In the records that follow, locate every line with "volume" and extract it.

##### Data shown

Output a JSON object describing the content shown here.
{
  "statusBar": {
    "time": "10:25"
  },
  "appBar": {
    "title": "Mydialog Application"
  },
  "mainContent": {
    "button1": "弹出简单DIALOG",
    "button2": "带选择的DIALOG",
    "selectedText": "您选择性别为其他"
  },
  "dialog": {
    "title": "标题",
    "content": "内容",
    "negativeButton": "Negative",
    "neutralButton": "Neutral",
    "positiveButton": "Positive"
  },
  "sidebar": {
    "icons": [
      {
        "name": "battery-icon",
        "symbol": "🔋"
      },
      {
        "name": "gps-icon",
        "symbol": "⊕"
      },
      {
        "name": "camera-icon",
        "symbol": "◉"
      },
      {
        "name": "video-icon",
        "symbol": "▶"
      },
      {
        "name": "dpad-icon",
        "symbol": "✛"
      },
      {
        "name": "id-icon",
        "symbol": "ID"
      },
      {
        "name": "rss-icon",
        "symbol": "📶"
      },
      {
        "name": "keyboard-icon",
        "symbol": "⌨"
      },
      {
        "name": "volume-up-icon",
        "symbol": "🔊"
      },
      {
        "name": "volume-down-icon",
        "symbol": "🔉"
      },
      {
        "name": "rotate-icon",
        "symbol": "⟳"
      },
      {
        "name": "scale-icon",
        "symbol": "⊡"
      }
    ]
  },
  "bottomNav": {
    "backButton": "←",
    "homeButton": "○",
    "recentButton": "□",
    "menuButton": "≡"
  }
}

##########

* _Result below_
        "name": "volume-up-icon",
        "name": "volume-down-icon",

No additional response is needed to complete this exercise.